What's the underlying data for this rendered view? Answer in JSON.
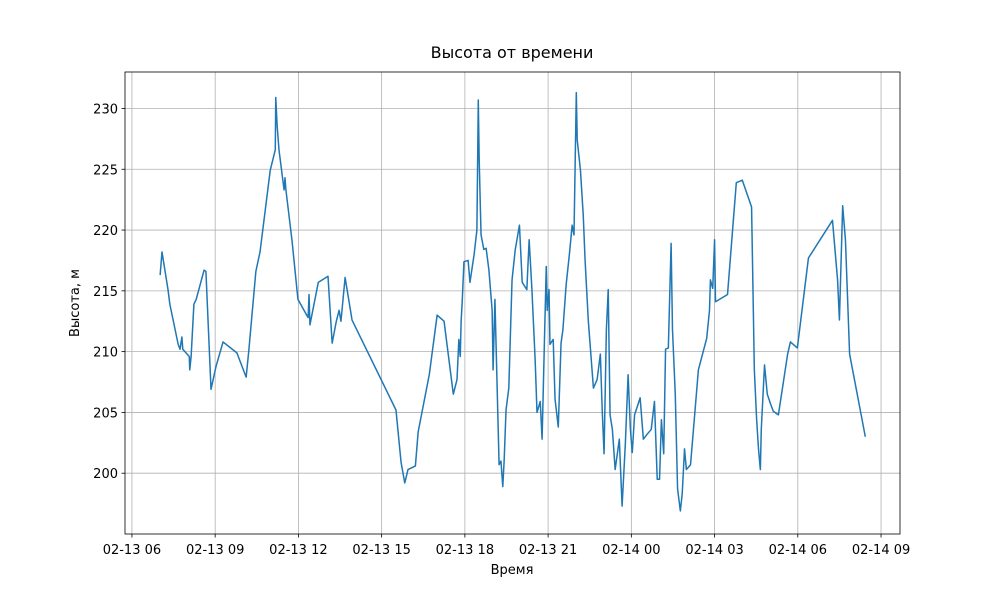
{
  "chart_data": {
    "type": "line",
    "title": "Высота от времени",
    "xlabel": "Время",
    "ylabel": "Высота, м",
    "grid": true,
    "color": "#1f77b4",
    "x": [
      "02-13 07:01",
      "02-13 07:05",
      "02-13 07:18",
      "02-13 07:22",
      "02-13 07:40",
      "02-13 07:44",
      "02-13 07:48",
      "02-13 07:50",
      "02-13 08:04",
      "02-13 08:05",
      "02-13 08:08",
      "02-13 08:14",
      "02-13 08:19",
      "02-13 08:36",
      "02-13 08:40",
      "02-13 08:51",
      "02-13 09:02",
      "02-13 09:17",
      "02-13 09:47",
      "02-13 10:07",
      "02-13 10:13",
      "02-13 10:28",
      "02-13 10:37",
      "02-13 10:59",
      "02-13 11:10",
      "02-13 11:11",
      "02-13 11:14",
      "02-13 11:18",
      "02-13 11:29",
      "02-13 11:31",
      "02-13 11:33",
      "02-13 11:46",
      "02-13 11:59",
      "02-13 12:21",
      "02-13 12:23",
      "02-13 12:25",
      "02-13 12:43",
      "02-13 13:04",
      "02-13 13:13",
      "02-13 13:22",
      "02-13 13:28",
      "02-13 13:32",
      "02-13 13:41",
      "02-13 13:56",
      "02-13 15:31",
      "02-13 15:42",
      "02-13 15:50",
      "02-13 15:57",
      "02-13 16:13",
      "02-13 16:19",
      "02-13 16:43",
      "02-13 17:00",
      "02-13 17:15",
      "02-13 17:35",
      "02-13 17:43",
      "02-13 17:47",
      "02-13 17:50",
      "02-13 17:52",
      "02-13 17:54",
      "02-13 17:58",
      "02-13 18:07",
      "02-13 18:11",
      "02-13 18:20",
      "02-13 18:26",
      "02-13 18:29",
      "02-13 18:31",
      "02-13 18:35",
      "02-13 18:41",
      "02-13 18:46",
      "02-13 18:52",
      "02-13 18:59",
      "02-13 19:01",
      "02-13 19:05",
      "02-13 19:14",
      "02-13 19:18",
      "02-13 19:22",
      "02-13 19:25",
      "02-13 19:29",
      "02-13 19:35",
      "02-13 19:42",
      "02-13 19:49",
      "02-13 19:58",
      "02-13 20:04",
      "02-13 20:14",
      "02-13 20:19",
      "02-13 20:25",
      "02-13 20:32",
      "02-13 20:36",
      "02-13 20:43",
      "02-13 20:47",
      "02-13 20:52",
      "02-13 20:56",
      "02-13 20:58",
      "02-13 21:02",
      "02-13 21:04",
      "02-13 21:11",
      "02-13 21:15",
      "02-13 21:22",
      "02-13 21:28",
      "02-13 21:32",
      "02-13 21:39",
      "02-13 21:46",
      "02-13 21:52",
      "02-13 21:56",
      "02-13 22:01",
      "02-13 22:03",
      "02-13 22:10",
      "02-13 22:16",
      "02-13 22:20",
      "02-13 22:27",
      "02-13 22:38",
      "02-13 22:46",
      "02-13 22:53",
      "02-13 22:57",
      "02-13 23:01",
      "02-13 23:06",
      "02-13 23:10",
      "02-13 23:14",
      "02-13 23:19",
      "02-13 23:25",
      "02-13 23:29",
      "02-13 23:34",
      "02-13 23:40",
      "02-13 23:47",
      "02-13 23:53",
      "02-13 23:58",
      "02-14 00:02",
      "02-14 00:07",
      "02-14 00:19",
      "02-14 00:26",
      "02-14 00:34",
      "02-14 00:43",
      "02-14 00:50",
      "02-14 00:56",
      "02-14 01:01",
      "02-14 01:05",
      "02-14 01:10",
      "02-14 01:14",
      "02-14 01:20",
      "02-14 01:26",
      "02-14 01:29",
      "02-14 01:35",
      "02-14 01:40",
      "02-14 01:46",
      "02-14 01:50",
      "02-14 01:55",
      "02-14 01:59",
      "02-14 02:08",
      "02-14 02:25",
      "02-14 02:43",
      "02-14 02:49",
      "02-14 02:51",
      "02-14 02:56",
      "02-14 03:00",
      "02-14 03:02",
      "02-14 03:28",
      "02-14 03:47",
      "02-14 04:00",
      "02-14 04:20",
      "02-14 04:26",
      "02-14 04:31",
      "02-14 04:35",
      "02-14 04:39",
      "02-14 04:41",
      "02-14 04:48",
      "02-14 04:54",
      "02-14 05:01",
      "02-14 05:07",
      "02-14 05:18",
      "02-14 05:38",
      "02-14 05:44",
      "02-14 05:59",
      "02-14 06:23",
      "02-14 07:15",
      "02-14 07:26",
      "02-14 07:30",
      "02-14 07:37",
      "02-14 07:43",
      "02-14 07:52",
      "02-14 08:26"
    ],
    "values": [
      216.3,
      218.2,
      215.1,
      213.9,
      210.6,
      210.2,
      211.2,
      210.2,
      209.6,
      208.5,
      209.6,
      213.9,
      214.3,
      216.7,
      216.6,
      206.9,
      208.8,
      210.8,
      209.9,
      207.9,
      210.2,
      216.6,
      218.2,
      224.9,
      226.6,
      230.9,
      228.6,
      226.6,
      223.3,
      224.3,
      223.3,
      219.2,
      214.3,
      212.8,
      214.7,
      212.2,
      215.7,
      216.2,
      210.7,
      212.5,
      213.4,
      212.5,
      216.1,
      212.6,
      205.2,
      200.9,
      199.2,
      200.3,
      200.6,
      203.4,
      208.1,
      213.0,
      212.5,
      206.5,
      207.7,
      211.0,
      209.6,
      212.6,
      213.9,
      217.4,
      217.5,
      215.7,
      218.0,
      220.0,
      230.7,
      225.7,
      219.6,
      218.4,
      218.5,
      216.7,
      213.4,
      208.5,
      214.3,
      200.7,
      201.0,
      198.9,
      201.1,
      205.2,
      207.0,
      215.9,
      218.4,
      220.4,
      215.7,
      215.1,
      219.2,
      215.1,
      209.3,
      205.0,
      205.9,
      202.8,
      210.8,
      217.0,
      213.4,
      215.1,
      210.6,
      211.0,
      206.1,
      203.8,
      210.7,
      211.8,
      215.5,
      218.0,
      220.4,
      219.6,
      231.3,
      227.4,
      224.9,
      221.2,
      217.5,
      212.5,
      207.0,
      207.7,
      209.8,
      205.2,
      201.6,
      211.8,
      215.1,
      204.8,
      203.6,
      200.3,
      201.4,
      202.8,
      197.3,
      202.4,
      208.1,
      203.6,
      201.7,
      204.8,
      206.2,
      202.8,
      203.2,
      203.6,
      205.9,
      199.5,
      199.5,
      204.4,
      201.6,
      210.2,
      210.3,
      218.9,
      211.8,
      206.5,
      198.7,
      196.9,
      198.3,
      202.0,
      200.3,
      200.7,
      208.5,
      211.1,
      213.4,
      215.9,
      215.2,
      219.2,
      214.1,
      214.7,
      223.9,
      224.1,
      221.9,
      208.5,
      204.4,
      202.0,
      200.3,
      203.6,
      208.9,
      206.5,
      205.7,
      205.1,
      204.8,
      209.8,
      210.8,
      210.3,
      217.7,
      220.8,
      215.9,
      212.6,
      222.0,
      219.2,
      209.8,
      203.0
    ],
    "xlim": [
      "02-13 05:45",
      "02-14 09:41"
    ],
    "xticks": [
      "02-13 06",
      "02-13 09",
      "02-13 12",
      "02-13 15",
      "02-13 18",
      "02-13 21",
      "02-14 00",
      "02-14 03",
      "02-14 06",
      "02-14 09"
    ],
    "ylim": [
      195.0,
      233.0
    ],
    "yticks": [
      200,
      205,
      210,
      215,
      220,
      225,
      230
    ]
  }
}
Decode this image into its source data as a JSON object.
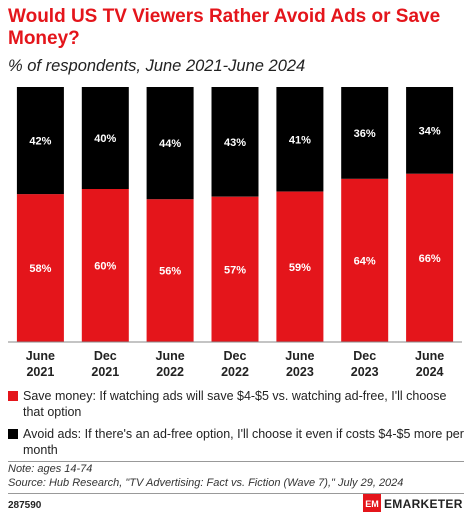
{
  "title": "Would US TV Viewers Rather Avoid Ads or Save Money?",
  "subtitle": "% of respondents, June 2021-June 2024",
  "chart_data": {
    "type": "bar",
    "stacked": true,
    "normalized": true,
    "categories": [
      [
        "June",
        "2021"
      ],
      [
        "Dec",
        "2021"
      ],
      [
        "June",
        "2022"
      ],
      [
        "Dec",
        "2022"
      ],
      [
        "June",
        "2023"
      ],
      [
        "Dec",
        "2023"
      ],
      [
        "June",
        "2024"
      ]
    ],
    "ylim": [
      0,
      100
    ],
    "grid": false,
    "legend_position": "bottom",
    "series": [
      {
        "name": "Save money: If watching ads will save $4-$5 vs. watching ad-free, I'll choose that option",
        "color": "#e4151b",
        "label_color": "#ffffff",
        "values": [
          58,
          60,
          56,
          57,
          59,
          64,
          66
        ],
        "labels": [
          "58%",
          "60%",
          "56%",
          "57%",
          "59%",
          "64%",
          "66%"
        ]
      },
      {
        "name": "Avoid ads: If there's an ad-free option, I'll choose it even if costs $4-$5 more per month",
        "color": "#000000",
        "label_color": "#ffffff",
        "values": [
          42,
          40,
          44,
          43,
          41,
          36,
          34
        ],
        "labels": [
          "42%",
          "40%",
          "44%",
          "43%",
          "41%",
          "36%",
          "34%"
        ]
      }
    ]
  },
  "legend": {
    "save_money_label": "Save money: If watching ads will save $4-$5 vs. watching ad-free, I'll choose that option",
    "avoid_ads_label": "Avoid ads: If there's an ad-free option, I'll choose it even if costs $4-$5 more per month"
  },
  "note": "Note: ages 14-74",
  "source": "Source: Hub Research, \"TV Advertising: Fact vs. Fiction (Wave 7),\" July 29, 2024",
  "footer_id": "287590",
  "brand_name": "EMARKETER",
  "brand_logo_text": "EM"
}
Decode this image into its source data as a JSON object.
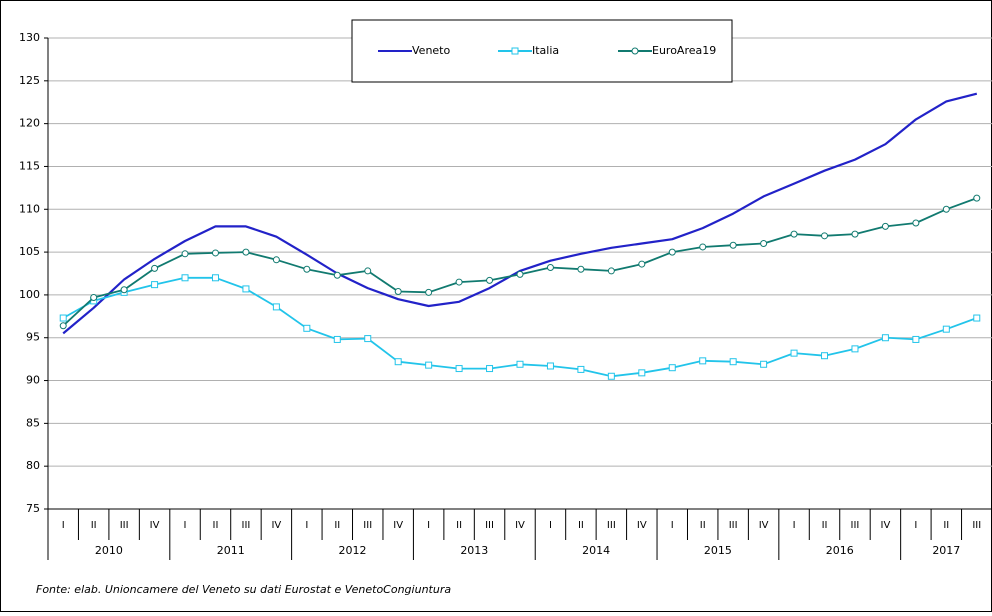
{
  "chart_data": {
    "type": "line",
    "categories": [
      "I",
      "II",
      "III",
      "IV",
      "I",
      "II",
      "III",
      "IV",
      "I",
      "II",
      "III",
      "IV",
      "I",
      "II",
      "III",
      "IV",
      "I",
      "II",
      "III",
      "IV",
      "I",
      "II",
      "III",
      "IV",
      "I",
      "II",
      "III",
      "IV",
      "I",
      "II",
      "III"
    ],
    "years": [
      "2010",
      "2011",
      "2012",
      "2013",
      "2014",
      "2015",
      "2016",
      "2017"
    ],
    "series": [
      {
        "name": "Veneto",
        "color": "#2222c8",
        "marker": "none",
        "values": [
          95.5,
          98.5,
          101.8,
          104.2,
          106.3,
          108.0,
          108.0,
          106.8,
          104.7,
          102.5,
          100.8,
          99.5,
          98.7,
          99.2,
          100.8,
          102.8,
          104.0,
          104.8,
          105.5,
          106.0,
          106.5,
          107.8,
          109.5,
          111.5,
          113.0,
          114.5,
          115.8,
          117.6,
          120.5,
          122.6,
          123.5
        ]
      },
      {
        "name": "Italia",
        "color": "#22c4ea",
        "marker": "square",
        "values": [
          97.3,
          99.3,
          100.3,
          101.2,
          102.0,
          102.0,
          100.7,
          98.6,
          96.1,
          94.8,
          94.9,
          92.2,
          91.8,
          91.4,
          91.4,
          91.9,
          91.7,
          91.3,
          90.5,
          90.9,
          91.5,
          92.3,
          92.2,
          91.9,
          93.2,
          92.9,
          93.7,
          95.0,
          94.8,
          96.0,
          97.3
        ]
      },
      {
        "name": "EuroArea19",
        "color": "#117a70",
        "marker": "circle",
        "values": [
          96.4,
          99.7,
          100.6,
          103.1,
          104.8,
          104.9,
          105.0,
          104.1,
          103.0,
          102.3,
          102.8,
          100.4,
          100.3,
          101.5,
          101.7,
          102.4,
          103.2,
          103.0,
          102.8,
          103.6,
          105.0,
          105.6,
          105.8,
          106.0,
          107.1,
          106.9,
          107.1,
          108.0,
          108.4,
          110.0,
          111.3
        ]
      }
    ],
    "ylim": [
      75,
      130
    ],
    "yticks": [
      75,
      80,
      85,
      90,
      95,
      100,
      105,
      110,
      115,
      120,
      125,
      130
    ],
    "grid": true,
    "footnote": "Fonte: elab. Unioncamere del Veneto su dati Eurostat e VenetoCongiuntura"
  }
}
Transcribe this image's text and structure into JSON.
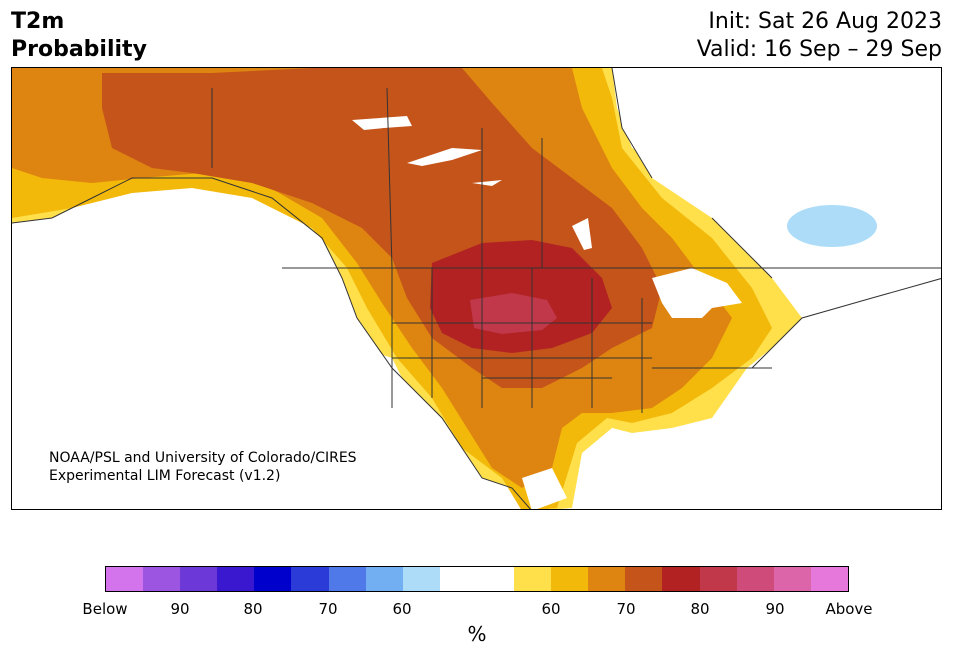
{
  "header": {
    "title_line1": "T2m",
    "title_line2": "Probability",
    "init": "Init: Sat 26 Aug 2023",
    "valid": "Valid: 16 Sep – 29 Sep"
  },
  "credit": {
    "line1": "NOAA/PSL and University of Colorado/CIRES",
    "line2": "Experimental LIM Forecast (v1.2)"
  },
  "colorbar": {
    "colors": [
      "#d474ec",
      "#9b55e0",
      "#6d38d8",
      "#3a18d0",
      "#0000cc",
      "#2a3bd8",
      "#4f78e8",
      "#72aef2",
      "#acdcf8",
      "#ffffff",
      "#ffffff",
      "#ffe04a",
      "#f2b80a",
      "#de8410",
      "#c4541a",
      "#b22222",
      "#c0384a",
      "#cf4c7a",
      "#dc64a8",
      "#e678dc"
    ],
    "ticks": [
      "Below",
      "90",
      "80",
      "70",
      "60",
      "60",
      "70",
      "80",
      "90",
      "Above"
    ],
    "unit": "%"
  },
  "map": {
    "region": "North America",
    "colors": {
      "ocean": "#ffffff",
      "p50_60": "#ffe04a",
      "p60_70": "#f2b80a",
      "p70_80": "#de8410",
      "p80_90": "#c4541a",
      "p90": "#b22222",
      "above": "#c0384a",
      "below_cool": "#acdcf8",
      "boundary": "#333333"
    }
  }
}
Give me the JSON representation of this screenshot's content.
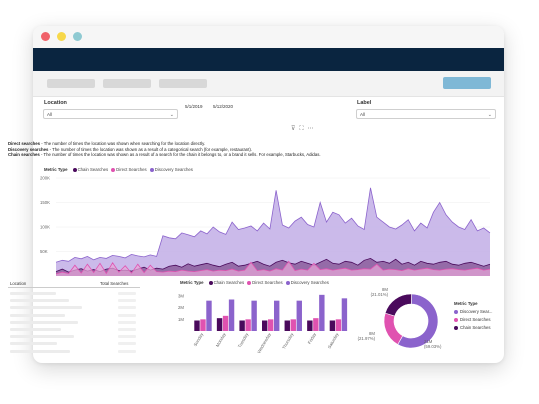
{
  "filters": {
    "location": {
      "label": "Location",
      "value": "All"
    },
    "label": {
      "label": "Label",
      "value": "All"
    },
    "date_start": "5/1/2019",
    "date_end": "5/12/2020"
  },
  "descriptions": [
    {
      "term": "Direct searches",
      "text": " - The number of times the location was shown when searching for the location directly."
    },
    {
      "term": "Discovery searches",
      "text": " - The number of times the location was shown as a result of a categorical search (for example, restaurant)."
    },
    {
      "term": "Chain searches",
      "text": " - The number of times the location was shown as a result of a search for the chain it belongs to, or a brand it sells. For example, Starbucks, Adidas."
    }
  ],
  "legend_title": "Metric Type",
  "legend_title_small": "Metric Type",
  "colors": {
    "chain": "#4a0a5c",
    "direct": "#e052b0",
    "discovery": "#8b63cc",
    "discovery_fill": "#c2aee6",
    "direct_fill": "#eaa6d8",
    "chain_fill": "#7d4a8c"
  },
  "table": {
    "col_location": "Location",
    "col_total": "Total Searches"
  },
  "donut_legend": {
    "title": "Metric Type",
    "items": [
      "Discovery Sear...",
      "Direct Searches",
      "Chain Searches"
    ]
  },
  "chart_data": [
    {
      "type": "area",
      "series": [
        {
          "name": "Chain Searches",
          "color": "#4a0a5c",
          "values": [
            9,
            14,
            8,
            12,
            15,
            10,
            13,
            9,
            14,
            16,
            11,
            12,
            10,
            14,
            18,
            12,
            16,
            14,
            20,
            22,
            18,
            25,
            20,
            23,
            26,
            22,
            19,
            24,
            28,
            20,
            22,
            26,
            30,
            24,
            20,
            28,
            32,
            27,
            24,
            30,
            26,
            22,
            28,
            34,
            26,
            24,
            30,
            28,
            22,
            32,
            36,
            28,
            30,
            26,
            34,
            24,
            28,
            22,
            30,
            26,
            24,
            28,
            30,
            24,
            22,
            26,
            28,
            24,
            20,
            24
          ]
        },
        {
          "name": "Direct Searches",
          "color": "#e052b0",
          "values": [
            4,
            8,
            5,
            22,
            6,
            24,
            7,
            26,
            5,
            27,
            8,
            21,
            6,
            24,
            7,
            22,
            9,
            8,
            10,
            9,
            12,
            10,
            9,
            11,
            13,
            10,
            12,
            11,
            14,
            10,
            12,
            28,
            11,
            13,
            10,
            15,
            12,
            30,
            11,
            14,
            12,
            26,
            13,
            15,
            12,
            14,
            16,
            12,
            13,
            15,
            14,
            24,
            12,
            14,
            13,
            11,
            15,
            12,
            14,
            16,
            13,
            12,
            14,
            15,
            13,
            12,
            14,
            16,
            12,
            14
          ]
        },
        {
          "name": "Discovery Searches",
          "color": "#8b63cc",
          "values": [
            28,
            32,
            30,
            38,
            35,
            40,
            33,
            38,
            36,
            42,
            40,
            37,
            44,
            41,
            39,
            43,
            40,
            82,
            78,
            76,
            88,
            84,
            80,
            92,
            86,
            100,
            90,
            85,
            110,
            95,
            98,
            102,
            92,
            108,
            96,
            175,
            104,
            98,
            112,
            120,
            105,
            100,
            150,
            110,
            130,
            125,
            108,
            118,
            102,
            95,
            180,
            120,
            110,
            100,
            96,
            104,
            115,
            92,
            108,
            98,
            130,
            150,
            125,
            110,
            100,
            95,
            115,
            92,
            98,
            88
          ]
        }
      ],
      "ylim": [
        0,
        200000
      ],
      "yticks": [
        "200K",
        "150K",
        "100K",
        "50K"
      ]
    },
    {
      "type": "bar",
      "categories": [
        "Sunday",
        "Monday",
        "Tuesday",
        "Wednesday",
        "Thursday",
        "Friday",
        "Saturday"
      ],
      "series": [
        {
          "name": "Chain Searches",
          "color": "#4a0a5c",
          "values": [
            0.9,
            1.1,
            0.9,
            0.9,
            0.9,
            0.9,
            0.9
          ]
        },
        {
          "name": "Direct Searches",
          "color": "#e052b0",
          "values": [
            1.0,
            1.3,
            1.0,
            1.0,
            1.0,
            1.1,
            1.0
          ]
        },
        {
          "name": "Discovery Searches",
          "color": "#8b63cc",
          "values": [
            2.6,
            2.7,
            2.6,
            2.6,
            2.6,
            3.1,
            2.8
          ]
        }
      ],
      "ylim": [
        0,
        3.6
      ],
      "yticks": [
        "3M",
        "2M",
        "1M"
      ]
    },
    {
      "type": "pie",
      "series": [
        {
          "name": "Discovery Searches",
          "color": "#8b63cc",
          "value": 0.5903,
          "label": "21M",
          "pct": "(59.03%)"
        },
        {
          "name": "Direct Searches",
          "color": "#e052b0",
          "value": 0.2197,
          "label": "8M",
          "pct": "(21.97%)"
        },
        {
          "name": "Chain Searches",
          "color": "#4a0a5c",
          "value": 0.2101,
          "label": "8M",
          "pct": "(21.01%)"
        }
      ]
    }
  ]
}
____________
- Exercise brief -
Show all lines from the listing above in which "Save" appears.

- Expected answer -
  "title": "Would US TV Viewers Rather Avoid Ads or Save Money?",
        "name": "Save money: If watching ads will save $4-$5 vs. watching ad-free, I'll choose that option",
    "save_money_label": "Save money: If watching ads will save $4-$5 vs. watching ad-free, I'll choose that option",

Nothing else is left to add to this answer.